Data provided -
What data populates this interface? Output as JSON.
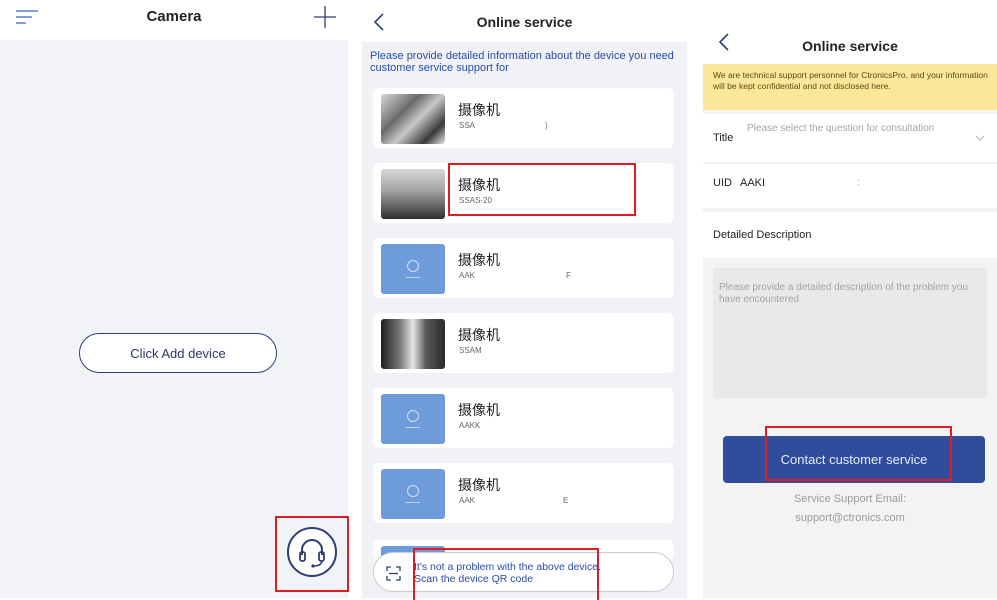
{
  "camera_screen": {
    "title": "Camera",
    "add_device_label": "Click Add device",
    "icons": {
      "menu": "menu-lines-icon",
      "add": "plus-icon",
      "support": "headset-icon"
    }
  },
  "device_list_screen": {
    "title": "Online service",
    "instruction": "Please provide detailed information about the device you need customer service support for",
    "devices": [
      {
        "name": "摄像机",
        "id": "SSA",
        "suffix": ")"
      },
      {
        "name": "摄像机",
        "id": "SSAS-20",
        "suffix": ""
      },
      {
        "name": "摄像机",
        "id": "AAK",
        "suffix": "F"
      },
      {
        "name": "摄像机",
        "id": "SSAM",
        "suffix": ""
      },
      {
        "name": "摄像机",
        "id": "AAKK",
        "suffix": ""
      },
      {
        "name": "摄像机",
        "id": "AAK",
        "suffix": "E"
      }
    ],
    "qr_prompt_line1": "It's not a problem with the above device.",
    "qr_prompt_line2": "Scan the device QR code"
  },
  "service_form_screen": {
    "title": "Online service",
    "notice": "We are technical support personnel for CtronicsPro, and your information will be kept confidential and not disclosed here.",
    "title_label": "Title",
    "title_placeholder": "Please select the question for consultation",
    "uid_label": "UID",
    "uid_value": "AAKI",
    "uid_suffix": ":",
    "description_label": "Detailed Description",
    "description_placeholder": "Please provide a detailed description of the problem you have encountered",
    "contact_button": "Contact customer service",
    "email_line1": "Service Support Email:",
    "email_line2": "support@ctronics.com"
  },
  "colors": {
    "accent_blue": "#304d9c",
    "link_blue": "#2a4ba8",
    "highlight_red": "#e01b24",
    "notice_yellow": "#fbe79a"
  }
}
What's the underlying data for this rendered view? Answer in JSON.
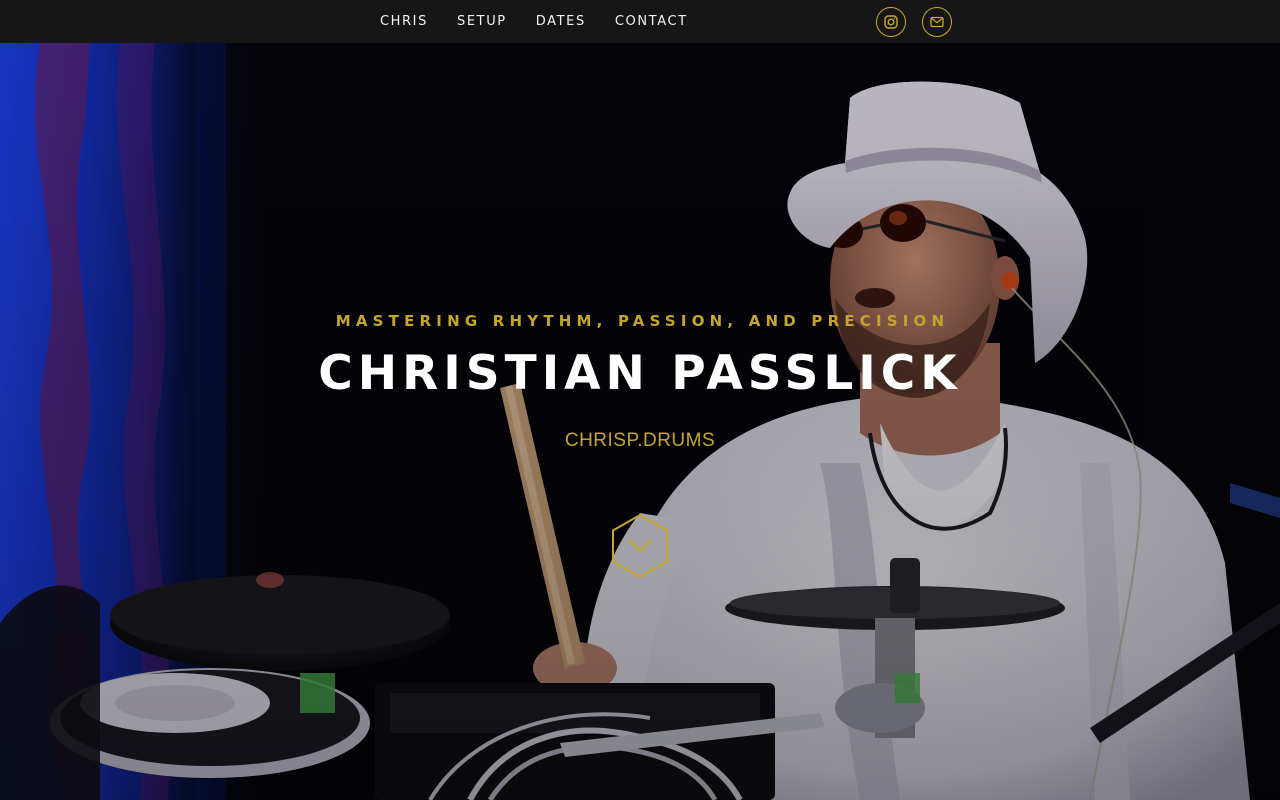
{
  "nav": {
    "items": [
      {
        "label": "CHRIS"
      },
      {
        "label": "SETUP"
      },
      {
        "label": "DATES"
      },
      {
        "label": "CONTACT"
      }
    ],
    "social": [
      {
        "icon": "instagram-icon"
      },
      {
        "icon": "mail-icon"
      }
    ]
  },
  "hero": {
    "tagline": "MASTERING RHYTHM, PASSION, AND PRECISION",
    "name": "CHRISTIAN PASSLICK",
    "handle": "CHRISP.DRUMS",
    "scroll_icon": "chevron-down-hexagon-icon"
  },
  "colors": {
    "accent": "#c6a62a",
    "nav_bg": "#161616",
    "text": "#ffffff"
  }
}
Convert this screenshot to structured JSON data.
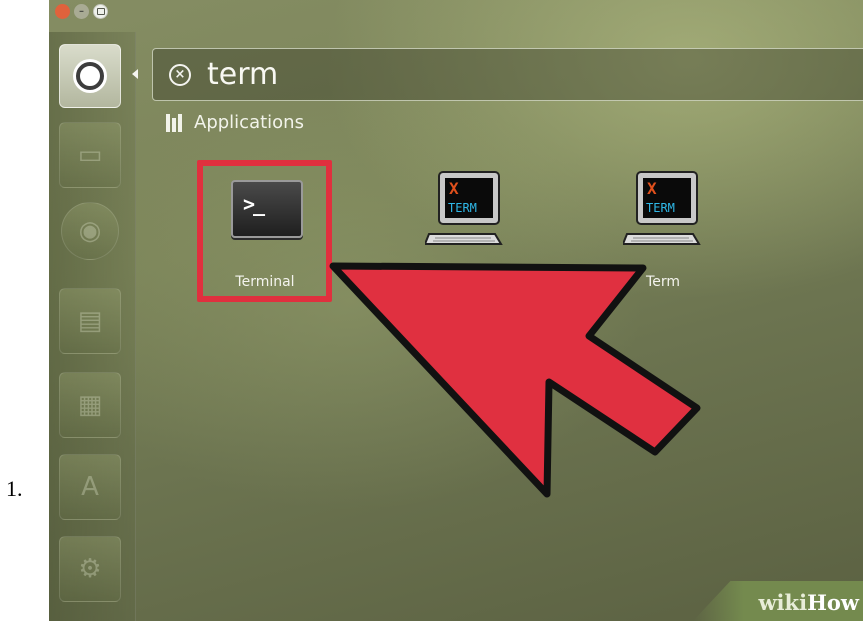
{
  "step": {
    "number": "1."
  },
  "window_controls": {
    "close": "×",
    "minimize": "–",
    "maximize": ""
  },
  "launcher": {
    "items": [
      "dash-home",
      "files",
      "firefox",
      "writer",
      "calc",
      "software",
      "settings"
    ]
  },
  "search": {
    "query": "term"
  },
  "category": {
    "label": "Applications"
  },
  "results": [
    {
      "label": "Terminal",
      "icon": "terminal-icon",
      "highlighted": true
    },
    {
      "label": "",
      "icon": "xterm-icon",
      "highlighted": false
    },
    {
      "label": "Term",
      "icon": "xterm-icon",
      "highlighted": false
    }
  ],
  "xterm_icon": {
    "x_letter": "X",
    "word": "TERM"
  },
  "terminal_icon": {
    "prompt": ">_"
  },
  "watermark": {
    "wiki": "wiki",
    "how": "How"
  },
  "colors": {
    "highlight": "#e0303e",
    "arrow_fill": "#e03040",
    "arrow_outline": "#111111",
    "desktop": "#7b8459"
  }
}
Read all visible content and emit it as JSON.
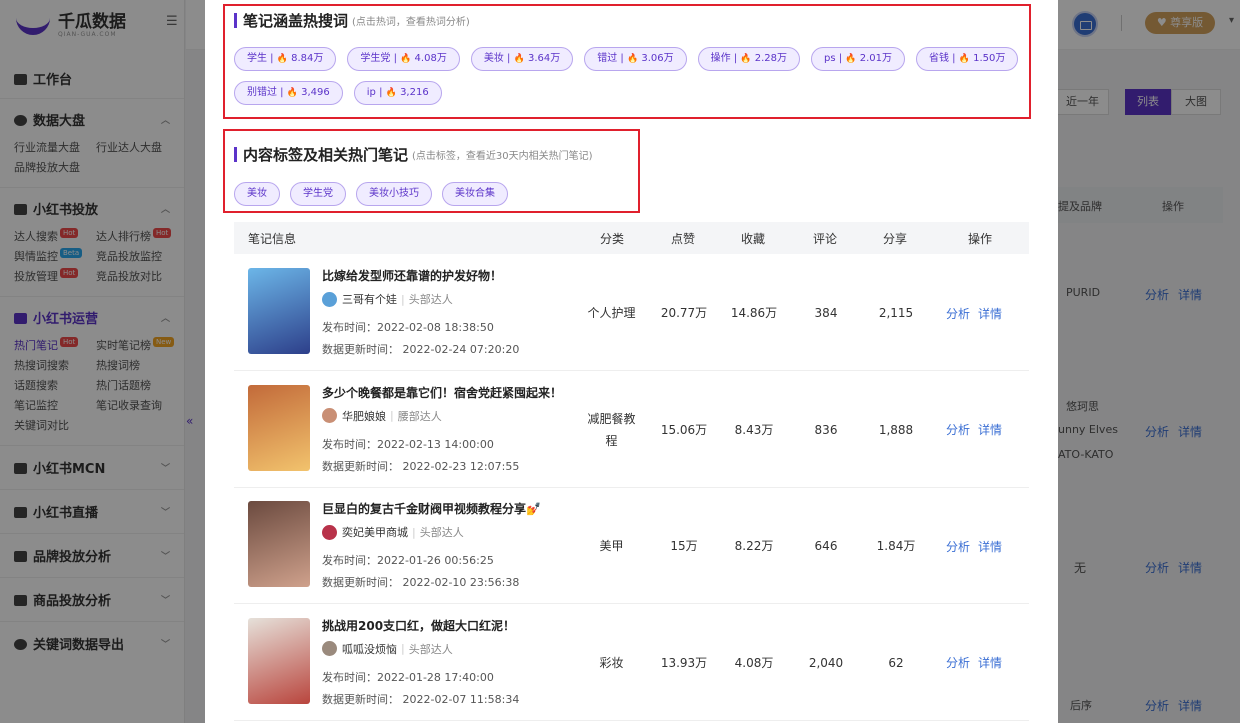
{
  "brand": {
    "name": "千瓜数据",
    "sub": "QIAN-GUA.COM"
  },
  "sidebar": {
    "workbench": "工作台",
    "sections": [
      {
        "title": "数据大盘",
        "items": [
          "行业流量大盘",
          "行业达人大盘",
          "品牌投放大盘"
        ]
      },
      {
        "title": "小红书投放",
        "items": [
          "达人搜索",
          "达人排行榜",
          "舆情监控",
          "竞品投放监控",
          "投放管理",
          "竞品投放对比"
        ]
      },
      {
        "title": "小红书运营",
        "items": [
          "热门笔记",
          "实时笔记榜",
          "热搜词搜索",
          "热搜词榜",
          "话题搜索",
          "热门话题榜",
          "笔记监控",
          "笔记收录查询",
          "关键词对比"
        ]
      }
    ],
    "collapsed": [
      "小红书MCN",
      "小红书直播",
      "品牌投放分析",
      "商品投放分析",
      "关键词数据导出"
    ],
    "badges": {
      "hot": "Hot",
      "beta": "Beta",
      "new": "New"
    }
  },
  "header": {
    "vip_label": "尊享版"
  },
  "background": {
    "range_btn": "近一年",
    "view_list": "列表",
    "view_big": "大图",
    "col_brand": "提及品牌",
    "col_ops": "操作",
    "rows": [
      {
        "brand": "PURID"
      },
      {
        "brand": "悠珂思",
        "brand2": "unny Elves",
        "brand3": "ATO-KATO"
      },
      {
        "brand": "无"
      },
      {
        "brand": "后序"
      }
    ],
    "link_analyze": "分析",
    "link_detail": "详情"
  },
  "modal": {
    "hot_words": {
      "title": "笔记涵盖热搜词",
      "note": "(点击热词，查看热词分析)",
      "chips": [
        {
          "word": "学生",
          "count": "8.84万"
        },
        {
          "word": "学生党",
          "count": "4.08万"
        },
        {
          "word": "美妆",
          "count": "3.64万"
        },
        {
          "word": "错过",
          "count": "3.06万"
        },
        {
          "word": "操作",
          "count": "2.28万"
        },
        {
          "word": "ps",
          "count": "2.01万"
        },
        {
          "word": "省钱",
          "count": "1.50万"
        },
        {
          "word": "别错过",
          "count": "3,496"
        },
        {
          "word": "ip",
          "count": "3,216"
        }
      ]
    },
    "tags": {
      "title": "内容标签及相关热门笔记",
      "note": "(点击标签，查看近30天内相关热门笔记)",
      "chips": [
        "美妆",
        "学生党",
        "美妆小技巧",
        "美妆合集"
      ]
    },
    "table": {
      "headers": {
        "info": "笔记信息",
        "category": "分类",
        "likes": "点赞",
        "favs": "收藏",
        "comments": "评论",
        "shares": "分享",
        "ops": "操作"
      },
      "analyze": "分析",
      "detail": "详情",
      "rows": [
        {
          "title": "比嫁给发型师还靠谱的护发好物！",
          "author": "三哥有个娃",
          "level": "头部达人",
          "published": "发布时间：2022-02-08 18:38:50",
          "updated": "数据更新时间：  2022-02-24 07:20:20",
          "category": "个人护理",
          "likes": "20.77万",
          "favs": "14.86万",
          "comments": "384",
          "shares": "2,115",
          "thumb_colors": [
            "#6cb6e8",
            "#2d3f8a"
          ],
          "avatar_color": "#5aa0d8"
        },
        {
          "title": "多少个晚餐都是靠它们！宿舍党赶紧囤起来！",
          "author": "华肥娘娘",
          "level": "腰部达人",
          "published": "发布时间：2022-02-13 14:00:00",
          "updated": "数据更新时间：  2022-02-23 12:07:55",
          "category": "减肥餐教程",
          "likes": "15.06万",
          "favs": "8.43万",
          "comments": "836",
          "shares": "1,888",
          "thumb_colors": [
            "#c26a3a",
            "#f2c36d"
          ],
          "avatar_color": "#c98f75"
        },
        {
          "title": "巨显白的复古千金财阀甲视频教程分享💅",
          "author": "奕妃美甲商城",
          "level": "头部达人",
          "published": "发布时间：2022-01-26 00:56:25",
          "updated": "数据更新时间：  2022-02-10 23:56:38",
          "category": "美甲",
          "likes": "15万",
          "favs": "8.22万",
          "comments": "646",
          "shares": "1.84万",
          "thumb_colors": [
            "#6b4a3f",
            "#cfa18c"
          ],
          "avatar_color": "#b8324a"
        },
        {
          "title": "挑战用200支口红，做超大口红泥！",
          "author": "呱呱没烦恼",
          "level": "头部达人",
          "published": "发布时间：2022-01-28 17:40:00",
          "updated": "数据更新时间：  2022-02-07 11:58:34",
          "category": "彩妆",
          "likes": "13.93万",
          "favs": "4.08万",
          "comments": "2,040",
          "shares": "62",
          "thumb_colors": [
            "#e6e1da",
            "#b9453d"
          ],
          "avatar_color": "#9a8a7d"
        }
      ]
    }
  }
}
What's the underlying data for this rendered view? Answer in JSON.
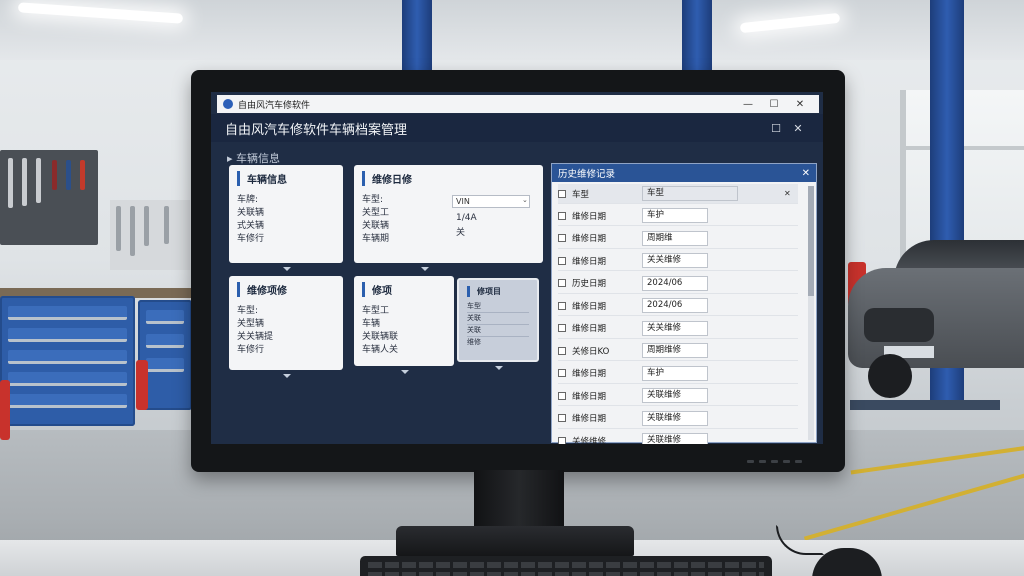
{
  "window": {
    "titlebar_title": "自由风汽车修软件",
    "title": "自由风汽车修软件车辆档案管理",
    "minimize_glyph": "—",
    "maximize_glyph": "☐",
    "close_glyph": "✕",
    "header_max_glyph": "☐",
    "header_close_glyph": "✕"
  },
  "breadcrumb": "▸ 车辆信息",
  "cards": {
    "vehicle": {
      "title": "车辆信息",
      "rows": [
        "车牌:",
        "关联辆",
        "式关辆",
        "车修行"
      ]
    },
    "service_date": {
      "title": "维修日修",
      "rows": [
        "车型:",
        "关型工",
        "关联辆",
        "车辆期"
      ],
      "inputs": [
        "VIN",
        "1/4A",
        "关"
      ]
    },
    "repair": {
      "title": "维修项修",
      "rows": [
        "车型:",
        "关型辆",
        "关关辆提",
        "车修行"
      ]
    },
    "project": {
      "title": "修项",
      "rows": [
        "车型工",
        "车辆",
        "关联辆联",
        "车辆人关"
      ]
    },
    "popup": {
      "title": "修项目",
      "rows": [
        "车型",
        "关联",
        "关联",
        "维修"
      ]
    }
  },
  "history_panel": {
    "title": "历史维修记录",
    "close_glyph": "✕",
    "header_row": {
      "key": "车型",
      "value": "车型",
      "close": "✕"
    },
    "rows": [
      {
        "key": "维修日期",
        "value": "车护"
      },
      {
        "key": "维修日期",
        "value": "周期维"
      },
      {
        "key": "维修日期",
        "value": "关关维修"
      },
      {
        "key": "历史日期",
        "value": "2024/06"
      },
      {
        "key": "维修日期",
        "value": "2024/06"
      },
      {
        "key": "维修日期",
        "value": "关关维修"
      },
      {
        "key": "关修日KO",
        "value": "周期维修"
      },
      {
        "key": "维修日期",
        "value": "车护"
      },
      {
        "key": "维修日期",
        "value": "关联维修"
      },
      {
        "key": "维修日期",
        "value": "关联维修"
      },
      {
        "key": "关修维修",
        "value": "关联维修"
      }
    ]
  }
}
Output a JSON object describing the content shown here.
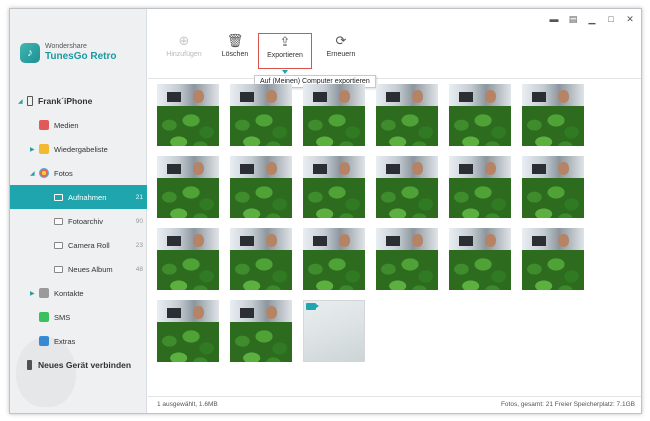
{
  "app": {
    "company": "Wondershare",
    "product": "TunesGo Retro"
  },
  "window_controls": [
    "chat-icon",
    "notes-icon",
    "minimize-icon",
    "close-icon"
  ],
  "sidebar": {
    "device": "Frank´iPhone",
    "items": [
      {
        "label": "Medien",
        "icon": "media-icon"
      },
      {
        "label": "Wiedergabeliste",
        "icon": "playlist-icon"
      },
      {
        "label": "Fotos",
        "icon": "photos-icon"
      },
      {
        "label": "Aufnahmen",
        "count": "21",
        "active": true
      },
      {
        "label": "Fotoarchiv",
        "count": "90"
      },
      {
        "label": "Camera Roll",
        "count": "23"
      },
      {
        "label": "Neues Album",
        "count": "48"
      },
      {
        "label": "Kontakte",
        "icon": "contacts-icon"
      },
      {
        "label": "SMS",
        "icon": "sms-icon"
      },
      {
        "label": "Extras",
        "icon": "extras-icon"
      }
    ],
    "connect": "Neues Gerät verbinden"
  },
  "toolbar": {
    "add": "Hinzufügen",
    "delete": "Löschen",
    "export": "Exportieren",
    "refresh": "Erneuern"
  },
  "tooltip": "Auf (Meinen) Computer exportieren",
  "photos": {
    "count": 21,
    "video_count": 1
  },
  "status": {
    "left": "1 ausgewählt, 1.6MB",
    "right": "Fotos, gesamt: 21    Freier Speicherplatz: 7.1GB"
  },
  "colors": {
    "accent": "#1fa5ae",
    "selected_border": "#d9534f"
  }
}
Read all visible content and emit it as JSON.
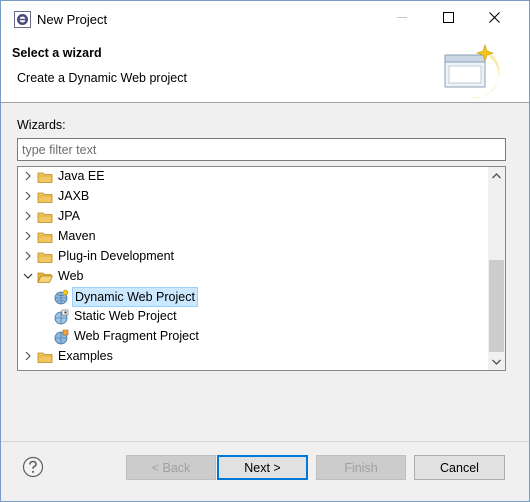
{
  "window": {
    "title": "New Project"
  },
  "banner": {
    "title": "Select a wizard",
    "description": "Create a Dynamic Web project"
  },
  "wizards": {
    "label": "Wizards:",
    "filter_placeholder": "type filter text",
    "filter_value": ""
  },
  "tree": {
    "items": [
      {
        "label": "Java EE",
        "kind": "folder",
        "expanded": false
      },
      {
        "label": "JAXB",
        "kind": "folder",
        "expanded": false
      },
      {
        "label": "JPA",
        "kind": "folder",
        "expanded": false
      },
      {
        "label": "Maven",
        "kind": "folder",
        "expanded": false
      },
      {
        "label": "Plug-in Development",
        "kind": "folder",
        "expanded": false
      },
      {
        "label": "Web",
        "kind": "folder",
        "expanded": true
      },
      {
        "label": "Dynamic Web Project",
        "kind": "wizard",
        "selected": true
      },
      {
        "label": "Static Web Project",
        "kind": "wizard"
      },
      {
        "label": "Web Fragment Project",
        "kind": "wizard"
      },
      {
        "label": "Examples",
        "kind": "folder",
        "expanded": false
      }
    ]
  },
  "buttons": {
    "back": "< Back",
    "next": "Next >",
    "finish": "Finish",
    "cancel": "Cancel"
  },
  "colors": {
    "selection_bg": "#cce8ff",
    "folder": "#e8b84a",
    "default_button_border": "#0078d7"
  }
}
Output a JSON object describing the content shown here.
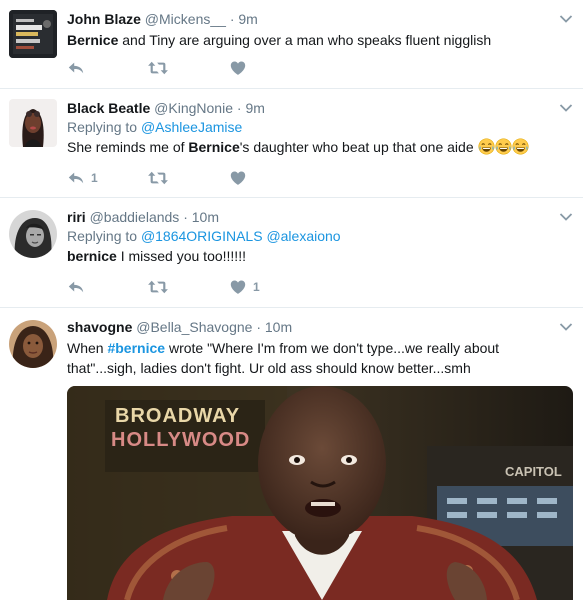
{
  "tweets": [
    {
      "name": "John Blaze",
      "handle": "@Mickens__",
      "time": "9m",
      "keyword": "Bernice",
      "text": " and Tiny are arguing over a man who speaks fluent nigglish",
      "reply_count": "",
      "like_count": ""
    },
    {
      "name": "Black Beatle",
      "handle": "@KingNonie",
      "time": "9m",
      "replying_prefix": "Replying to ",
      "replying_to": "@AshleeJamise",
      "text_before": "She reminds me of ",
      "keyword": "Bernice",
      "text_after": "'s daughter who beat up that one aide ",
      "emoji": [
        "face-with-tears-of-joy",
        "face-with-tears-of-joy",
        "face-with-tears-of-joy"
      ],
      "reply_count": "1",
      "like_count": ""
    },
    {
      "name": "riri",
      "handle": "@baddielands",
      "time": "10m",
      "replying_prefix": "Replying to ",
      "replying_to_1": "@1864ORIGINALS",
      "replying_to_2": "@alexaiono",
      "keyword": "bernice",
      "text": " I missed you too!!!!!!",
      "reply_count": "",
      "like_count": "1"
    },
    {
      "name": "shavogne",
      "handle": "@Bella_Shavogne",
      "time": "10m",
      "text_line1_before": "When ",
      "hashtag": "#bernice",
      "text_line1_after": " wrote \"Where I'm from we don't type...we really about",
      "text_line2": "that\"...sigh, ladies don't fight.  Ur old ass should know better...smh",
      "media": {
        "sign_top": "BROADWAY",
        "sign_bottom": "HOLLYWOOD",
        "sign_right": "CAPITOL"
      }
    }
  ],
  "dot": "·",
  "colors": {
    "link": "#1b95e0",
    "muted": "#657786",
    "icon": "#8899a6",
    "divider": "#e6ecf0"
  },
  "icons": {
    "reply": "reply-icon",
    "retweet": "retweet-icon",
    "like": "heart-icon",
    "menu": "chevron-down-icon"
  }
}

Challenge - State how many lines in the entries above include the word "about"; reply with the number alone.

Answer to the task - 2